#### PROBLEM STATEMENT:
Go through the entries one line at a time, and gather every line that has the word "пособие".

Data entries
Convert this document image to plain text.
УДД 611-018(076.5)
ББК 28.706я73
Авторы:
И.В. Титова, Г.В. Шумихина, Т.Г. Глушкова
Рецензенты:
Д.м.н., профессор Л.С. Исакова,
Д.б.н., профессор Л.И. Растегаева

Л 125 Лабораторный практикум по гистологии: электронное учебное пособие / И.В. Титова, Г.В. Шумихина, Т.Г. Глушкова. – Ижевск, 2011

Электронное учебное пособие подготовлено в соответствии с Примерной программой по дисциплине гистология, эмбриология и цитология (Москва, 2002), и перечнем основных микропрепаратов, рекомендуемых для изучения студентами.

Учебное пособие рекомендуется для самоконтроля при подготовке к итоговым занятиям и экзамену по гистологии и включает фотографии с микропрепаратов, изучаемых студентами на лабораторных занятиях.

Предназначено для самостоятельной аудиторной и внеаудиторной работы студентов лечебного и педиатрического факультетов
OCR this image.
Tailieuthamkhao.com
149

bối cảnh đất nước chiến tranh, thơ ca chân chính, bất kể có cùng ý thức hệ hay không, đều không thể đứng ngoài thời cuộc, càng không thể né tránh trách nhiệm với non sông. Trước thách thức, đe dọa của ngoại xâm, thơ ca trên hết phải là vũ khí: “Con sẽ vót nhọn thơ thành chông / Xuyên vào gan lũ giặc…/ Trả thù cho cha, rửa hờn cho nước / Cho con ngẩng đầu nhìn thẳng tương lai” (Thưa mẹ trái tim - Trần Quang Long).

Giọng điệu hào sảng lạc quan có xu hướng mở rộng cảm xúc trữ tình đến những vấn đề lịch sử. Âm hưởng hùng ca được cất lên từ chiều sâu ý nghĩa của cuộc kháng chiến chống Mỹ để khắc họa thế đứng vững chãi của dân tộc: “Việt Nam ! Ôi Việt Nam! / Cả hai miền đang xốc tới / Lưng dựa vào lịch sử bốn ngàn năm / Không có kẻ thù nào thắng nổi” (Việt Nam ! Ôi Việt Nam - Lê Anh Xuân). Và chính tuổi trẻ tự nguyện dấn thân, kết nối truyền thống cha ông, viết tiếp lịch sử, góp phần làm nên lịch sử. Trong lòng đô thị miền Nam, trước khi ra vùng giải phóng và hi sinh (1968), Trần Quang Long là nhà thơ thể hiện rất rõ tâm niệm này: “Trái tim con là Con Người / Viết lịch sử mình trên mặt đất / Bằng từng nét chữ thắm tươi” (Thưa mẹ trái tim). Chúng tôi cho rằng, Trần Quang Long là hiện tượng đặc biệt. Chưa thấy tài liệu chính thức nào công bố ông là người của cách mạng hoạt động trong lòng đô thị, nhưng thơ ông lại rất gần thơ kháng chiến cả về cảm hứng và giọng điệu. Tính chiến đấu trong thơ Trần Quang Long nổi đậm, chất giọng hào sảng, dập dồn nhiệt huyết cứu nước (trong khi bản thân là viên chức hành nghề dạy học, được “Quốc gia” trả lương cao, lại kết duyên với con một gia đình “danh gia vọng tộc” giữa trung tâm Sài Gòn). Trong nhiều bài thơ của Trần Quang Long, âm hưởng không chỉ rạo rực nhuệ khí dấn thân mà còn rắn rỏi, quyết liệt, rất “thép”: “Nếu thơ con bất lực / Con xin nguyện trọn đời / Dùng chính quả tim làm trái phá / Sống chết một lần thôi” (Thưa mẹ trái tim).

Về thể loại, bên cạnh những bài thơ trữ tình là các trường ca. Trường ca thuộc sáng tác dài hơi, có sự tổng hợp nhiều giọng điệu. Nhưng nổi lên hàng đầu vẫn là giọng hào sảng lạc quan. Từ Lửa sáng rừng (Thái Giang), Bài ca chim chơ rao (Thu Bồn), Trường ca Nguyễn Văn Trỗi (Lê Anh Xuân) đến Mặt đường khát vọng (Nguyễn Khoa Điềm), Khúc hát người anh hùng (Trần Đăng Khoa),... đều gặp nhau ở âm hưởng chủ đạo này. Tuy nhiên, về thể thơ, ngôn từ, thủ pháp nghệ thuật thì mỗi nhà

#### THE SOLUTION:
Л 125 Лабораторный практикум по гистологии: электронное учебное пособие / И.В. Титова, Г.В. Шумихина, Т.Г. Глушкова. – Ижевск, 2011
Электронное учебное пособие подготовлено в соответствии с Примерной программой по дисциплине гистология, эмбриология и цитология (Москва, 2002), и перечнем основных микропрепаратов, рекомендуемых для изучения студентами.
Учебное пособие рекомендуется для самоконтроля при подготовке к итоговым занятиям и экзамену по гистологии и включает фотографии с микропрепаратов, изучаемых студентами на лабораторных занятиях.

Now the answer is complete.